Sinéad O'Connor
Am I Not Your Girl?
(Chrysalis 21952)

If I had to pick an album from the past 10 years that has been most unfairly maligned, it would have to be Sinéad O'Connor's big band album, Am I Not Your Girl? Released at the height of her public image as a total loon, it was actually a pretty damn bold move considering how much in the spotlight she was, and how much of a departure it is from here first two albums.

More surprising than the fact that she did it at all is the fact that it's a really good album, perfectly solid and not laughable at all. Sinéad sings with the same passion and intensity that she pours into her own songs, and finds some emotional shades in these old standards that not many singers had before.

In particular, "Bewitched, Bothered and Bewildered" stands out as an amazing performance – a song so fully associated with Ella Fitzgerald that you expect it to be super lame, but it's a very spellbinding six-plus minutes wherein she takes it into a much more intimate space. Her singing is so fully real that you don't even question lines like "With no Bromo Seltzer handy/I don't even shake."

She really is a great artist to have pulled this album off as well as she did. The singles, "Success Has Made a Failure of Our Home" (originally sung by Loretta Lynn) and "Don't Cry For Me Argentina" (from Evita) are definitive – "Success" in particular is such a radical reimagining of the original that it makes the more straightforward arrangements on the album seem a bit less satisfying. Imagine if the whole album had sustained that level of rich imagination and total intensity of performance. It's truly a spine-chilling performance.

------------------------------------------------

:: CHECK YOUR UNDERSTANDING ::
a. Say whether each statement agrees with the album review. For each, answer yes or no and quote the words of the review that decide it. (i) The reviewer finds the album laughable. (ii) The reviewer's standout track, "Bewitched, Bothered and Bewildered," runs more than six minutes. (iii) "Success Has Made a Failure of Our Home" was first sung by Loretta Lynn.
b. Copy word for word the part of the album review that opens with "More surprising than" and closes with "singers had before.".

:: SOURCE MATERIAL ::
------------------------------------------------

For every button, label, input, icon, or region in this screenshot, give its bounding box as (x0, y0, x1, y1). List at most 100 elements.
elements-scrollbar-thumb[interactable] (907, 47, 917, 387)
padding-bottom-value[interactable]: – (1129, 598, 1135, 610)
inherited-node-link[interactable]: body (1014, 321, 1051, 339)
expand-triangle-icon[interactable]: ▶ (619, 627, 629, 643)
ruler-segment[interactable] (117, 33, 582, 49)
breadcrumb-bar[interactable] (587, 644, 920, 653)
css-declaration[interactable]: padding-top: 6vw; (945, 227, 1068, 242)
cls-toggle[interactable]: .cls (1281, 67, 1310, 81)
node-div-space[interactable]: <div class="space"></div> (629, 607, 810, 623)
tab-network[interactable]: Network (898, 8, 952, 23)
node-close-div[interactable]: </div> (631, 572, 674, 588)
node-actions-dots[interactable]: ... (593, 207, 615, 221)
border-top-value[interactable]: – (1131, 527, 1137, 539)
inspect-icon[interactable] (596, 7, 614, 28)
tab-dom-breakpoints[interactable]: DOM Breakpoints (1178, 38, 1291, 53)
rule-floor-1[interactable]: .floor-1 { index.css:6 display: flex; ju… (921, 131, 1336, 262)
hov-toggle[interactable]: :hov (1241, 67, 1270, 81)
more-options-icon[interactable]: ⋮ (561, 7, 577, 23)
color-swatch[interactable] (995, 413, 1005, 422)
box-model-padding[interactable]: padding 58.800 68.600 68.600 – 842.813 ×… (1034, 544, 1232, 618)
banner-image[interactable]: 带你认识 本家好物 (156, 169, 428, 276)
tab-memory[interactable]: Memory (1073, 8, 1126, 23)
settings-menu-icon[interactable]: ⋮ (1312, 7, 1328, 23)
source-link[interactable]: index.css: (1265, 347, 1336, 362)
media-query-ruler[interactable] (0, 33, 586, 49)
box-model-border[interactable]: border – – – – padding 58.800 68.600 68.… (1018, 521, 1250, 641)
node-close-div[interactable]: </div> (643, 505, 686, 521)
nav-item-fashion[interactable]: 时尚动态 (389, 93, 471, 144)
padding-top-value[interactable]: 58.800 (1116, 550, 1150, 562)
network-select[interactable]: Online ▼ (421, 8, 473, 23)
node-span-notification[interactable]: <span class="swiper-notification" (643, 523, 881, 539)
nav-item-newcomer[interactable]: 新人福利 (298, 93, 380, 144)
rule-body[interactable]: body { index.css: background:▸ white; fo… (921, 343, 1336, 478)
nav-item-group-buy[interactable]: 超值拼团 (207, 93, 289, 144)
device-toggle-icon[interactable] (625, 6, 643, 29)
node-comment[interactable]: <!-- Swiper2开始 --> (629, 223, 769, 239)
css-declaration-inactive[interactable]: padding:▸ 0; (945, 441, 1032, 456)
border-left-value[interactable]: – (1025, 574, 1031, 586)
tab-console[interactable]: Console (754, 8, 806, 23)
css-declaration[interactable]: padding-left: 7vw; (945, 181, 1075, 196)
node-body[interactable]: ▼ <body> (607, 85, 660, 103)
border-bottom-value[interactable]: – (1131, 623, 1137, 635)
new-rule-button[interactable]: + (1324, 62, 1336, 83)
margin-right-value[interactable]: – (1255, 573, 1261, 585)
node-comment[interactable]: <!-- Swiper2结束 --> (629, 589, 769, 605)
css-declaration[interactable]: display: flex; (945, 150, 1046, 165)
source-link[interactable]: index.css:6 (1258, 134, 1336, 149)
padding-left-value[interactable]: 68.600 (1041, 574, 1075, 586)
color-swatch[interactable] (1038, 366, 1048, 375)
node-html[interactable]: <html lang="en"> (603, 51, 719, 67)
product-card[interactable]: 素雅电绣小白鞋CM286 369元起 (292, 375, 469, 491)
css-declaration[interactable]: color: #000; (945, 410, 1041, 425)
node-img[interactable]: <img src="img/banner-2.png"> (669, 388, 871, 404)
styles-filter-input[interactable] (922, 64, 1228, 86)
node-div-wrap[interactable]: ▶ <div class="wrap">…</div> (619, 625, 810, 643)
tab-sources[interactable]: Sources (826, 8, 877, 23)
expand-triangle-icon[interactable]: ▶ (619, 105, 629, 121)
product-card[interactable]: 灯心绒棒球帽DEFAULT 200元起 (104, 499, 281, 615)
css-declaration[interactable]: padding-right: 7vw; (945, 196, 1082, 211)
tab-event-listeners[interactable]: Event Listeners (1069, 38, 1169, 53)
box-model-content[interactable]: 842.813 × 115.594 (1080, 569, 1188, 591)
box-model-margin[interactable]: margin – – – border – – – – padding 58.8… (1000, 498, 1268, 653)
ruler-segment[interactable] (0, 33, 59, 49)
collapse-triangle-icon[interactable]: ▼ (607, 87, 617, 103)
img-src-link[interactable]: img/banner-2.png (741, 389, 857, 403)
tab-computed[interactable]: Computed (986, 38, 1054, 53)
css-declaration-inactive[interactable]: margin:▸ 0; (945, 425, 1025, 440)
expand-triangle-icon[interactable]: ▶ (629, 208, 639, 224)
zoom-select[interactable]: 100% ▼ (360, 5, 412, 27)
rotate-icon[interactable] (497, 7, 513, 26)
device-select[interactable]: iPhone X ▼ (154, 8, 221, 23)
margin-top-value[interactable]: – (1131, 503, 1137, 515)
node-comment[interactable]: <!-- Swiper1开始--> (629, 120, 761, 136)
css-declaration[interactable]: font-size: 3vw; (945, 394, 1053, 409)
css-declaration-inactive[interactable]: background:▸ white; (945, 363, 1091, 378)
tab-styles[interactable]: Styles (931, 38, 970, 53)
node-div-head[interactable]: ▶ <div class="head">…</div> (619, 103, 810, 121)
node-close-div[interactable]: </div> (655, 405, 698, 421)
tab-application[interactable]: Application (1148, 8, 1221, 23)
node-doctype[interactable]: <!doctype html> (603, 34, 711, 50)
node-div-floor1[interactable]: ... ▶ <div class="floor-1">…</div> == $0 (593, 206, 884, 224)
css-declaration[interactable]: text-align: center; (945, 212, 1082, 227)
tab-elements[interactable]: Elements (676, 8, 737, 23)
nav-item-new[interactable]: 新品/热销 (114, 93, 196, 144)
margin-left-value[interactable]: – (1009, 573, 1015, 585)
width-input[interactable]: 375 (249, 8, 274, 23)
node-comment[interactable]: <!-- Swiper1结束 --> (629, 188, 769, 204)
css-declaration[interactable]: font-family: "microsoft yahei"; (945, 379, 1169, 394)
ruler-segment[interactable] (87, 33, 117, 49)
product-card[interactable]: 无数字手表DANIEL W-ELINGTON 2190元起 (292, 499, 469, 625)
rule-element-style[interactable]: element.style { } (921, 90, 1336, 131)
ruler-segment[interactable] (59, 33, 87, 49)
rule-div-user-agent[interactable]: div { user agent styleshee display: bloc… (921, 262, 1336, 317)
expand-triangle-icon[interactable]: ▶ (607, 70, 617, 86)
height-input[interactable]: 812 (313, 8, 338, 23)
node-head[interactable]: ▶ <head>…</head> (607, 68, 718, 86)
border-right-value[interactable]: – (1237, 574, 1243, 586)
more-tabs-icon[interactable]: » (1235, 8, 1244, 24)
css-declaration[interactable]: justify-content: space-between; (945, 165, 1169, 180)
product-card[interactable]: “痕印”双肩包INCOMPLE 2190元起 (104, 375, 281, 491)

------------------------------------------------

:: SOLUTIONS ::
a.
(i) No: "perfectly solid and not laughable at all."
(ii) Yes: "a very spellbinding six-plus minutes"
(iii) Yes: "(originally sung by Loretta Lynn)"

b.
More surprising than the fact that she did it at all is the fact that it's a really good album, perfectly solid and not laughable at all. Sinéad sings with the same passion and intensity that she pours into her own songs, and finds some emotional shades in these old standards that not many singers had before.